[start MATERIALS PROVIDED]

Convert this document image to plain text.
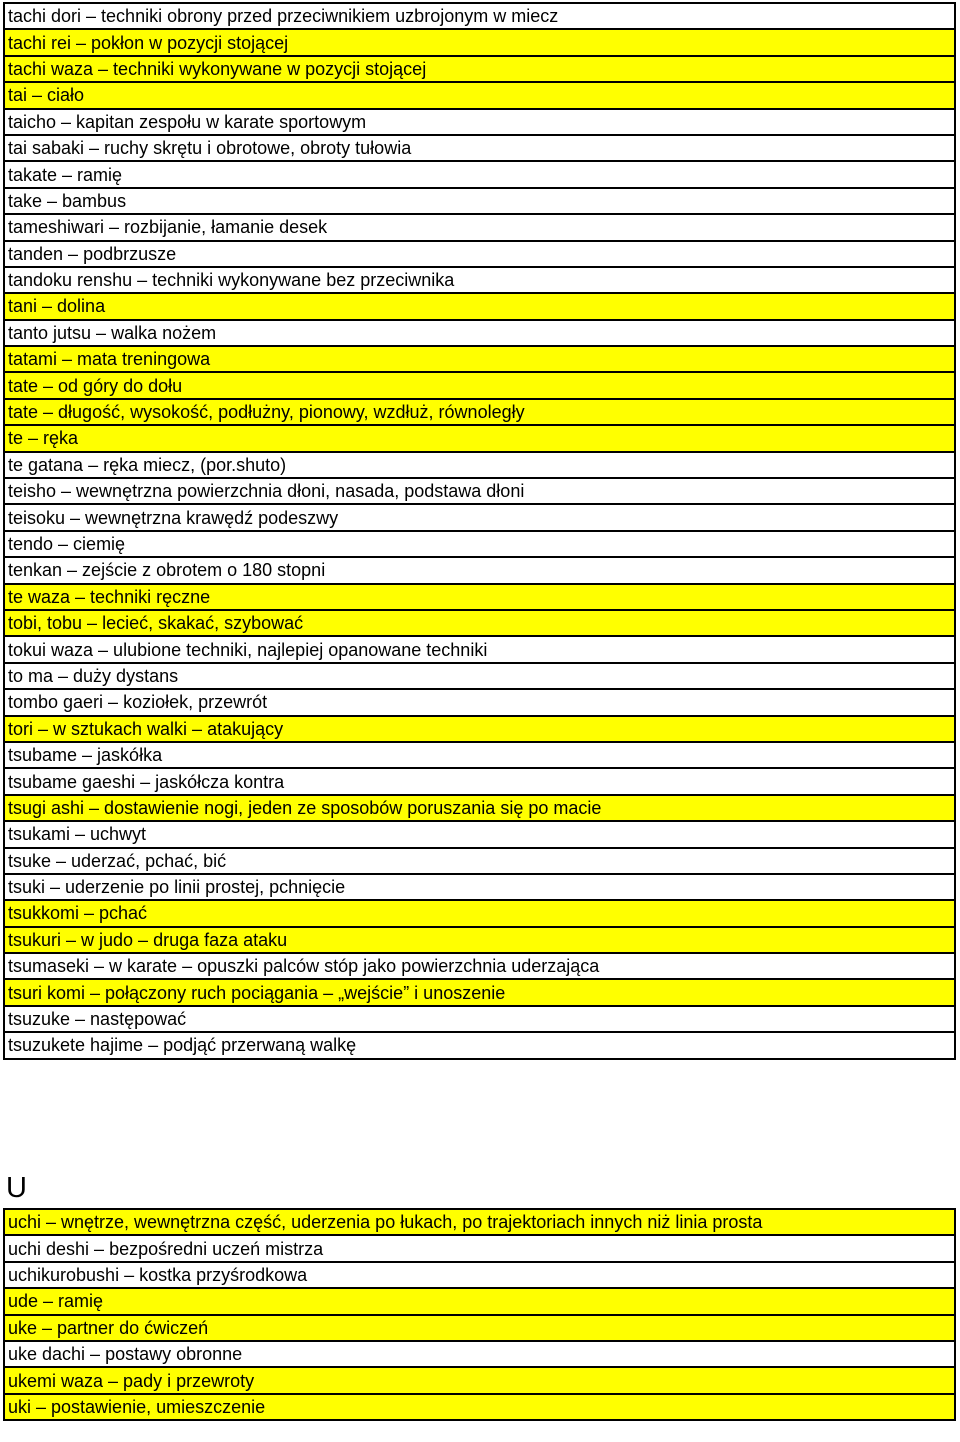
tachi dori – techniki obrony przed przeciwnikiem uzbrojonym w miecz
tachi rei – pokłon w pozycji stojącej
tachi waza – techniki wykonywane w pozycji stojącej
tai – ciało
taicho – kapitan zespołu w karate sportowym
tai sabaki – ruchy skrętu i obrotowe, obroty tułowia
takate – ramię
take – bambus
tameshiwari – rozbijanie, łamanie desek
tanden – podbrzusze
tandoku renshu – techniki wykonywane bez przeciwnika
tani – dolina
tanto jutsu – walka nożem
tatami – mata treningowa
tate – od góry do dołu
tate – długość, wysokość, podłużny, pionowy, wzdłuż, równoległy
te – ręka
te gatana – ręka miecz, (por.shuto)
teisho – wewnętrzna powierzchnia dłoni, nasada, podstawa dłoni
teisoku – wewnętrzna krawędź podeszwy
tendo – ciemię
tenkan – zejście z obrotem o 180 stopni
te waza – techniki ręczne
tobi, tobu – lecieć, skakać, szybować
tokui waza – ulubione techniki, najlepiej opanowane techniki
to ma – duży dystans
tombo gaeri – koziołek, przewrót
tori – w sztukach walki – atakujący
tsubame – jaskółka
tsubame gaeshi – jaskółcza kontra
tsugi ashi – dostawienie nogi, jeden ze sposobów poruszania się po macie
tsukami – uchwyt
tsuke – uderzać, pchać, bić
tsuki – uderzenie po linii prostej, pchnięcie
tsukkomi – pchać
tsukuri – w judo – druga faza ataku
tsumaseki – w karate – opuszki palców stóp jako powierzchnia uderzająca
tsuri komi – połączony ruch pociągania – „wejście” i unoszenie
tsuzuke – następować
tsuzukete hajime – podjąć przerwaną walkę
U
uchi – wnętrze, wewnętrzna część, uderzenia po łukach, po trajektoriach innych niż linia prosta
uchi deshi – bezpośredni uczeń mistrza
uchikurobushi – kostka przyśrodkowa
ude – ramię
uke – partner do ćwiczeń
uke dachi – postawy obronne
ukemi waza – pady i przewroty
uki – postawienie, umieszczenie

[end MATERIALS PROVIDED]

# EXERCISE DETAILS
From start to finish, output the listing exactly, but omit its pictures.

# CORRECT ANSWER
Convert this document image to plain text.
tachi dori – techniki obrony przed przeciwnikiem uzbrojonym w miecz
tachi rei – pokłon w pozycji stojącej
tachi waza – techniki wykonywane w pozycji stojącej
tai – ciało
taicho – kapitan zespołu w karate sportowym
tai sabaki – ruchy skrętu i obrotowe, obroty tułowia
takate – ramię
take – bambus
tameshiwari – rozbijanie, łamanie desek
tanden – podbrzusze
tandoku renshu – techniki wykonywane bez przeciwnika
tani – dolina
tanto jutsu – walka nożem
tatami – mata treningowa
tate – od góry do dołu
tate – długość, wysokość, podłużny, pionowy, wzdłuż, równoległy
te – ręka
te gatana – ręka miecz, (por.shuto)
teisho – wewnętrzna powierzchnia dłoni, nasada, podstawa dłoni
teisoku – wewnętrzna krawędź podeszwy
tendo – ciemię
tenkan – zejście z obrotem o 180 stopni
te waza – techniki ręczne
tobi, tobu – lecieć, skakać, szybować
tokui waza – ulubione techniki, najlepiej opanowane techniki
to ma – duży dystans
tombo gaeri – koziołek, przewrót
tori – w sztukach walki – atakujący
tsubame – jaskółka
tsubame gaeshi – jaskółcza kontra
tsugi ashi – dostawienie nogi, jeden ze sposobów poruszania się po macie
tsukami – uchwyt
tsuke – uderzać, pchać, bić
tsuki – uderzenie po linii prostej, pchnięcie
tsukkomi – pchać
tsukuri – w judo – druga faza ataku
tsumaseki – w karate – opuszki palców stóp jako powierzchnia uderzająca
tsuri komi – połączony ruch pociągania – „wejście” i unoszenie
tsuzuke – następować
tsuzukete hajime – podjąć przerwaną walkę
U
uchi – wnętrze, wewnętrzna część, uderzenia po łukach, po trajektoriach innych niż linia prosta
uchi deshi – bezpośredni uczeń mistrza
uchikurobushi – kostka przyśrodkowa
ude – ramię
uke – partner do ćwiczeń
uke dachi – postawy obronne
ukemi waza – pady i przewroty
uki – postawienie, umieszczenie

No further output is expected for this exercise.